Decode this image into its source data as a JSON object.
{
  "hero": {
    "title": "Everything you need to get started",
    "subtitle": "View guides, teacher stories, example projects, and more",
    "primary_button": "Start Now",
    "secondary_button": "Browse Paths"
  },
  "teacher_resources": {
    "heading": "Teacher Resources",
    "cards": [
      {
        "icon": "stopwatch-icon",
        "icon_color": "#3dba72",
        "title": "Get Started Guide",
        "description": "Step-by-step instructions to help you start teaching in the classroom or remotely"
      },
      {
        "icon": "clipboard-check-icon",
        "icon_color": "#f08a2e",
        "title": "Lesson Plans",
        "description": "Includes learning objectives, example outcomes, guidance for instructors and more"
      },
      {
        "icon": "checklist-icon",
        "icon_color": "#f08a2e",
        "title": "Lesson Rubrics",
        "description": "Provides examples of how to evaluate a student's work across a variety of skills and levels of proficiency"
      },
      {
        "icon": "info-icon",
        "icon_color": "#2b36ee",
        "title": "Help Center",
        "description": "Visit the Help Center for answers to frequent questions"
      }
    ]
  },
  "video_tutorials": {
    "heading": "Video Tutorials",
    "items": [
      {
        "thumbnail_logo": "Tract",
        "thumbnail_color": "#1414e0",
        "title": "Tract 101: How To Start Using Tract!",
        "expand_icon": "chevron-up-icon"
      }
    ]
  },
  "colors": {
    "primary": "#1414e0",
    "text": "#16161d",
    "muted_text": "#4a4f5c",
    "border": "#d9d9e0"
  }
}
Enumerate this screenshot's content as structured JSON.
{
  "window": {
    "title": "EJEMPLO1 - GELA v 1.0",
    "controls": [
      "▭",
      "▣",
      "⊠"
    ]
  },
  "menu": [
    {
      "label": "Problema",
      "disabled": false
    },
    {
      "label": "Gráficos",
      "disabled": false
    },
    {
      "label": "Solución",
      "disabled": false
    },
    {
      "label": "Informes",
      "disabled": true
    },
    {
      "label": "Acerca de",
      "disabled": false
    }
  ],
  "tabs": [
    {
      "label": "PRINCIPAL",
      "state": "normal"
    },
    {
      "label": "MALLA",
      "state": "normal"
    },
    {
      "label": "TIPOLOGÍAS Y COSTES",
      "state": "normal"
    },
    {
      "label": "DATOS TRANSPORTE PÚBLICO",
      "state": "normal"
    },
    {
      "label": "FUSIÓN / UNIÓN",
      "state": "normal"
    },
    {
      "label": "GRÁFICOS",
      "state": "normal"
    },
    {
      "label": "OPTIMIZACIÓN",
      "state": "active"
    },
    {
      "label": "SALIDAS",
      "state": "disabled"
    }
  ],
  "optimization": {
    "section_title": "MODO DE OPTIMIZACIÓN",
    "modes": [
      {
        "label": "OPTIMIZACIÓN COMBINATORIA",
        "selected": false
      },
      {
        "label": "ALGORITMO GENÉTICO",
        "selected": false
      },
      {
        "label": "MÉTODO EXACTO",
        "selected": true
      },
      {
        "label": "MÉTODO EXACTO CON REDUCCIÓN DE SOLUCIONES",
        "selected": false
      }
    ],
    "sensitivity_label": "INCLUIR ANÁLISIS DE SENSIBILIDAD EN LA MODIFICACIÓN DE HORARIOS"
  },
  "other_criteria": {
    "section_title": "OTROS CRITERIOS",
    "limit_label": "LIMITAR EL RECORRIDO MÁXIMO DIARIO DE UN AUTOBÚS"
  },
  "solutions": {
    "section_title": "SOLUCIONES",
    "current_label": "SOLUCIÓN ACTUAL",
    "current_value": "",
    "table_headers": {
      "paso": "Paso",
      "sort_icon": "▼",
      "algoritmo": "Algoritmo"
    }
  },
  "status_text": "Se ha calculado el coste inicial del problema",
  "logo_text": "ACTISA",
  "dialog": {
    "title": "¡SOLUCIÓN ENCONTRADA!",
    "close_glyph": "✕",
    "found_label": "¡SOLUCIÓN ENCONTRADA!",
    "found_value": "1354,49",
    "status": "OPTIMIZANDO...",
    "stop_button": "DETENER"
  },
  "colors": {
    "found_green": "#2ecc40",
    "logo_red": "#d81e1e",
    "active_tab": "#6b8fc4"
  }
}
● ● ● ●
Stated problem: Write out the complete set of records exactly as given.

Answer:
Decode this image into its source data as a JSON object.
{
  "hero": {
    "title": "Everything you need to get started",
    "subtitle": "View guides, teacher stories, example projects, and more",
    "primary_button": "Start Now",
    "secondary_button": "Browse Paths"
  },
  "teacher_resources": {
    "heading": "Teacher Resources",
    "cards": [
      {
        "icon": "stopwatch-icon",
        "icon_color": "#3dba72",
        "title": "Get Started Guide",
        "description": "Step-by-step instructions to help you start teaching in the classroom or remotely"
      },
      {
        "icon": "clipboard-check-icon",
        "icon_color": "#f08a2e",
        "title": "Lesson Plans",
        "description": "Includes learning objectives, example outcomes, guidance for instructors and more"
      },
      {
        "icon": "checklist-icon",
        "icon_color": "#f08a2e",
        "title": "Lesson Rubrics",
        "description": "Provides examples of how to evaluate a student's work across a variety of skills and levels of proficiency"
      },
      {
        "icon": "info-icon",
        "icon_color": "#2b36ee",
        "title": "Help Center",
        "description": "Visit the Help Center for answers to frequent questions"
      }
    ]
  },
  "video_tutorials": {
    "heading": "Video Tutorials",
    "items": [
      {
        "thumbnail_logo": "Tract",
        "thumbnail_color": "#1414e0",
        "title": "Tract 101: How To Start Using Tract!",
        "expand_icon": "chevron-up-icon"
      }
    ]
  },
  "colors": {
    "primary": "#1414e0",
    "text": "#16161d",
    "muted_text": "#4a4f5c",
    "border": "#d9d9e0"
  }
}
Enumerate this screenshot's content as structured JSON.
{
  "window": {
    "title": "EJEMPLO1 - GELA v 1.0",
    "controls": [
      "▭",
      "▣",
      "⊠"
    ]
  },
  "menu": [
    {
      "label": "Problema",
      "disabled": false
    },
    {
      "label": "Gráficos",
      "disabled": false
    },
    {
      "label": "Solución",
      "disabled": false
    },
    {
      "label": "Informes",
      "disabled": true
    },
    {
      "label": "Acerca de",
      "disabled": false
    }
  ],
  "tabs": [
    {
      "label": "PRINCIPAL",
      "state": "normal"
    },
    {
      "label": "MALLA",
      "state": "normal"
    },
    {
      "label": "TIPOLOGÍAS Y COSTES",
      "state": "normal"
    },
    {
      "label": "DATOS TRANSPORTE PÚBLICO",
      "state": "normal"
    },
    {
      "label": "FUSIÓN / UNIÓN",
      "state": "normal"
    },
    {
      "label": "GRÁFICOS",
      "state": "normal"
    },
    {
      "label": "OPTIMIZACIÓN",
      "state": "active"
    },
    {
      "label": "SALIDAS",
      "state": "disabled"
    }
  ],
  "optimization": {
    "section_title": "MODO DE OPTIMIZACIÓN",
    "modes": [
      {
        "label": "OPTIMIZACIÓN COMBINATORIA",
        "selected": false
      },
      {
        "label": "ALGORITMO GENÉTICO",
        "selected": false
      },
      {
        "label": "MÉTODO EXACTO",
        "selected": true
      },
      {
        "label": "MÉTODO EXACTO CON REDUCCIÓN DE SOLUCIONES",
        "selected": false
      }
    ],
    "sensitivity_label": "INCLUIR ANÁLISIS DE SENSIBILIDAD EN LA MODIFICACIÓN DE HORARIOS"
  },
  "other_criteria": {
    "section_title": "OTROS CRITERIOS",
    "limit_label": "LIMITAR EL RECORRIDO MÁXIMO DIARIO DE UN AUTOBÚS"
  },
  "solutions": {
    "section_title": "SOLUCIONES",
    "current_label": "SOLUCIÓN ACTUAL",
    "current_value": "",
    "table_headers": {
      "paso": "Paso",
      "sort_icon": "▼",
      "algoritmo": "Algoritmo"
    }
  },
  "status_text": "Se ha calculado el coste inicial del problema",
  "logo_text": "ACTISA",
  "dialog": {
    "title": "¡SOLUCIÓN ENCONTRADA!",
    "close_glyph": "✕",
    "found_label": "¡SOLUCIÓN ENCONTRADA!",
    "found_value": "1354,49",
    "status": "OPTIMIZANDO...",
    "stop_button": "DETENER"
  },
  "colors": {
    "found_green": "#2ecc40",
    "logo_red": "#d81e1e",
    "active_tab": "#6b8fc4"
  }
}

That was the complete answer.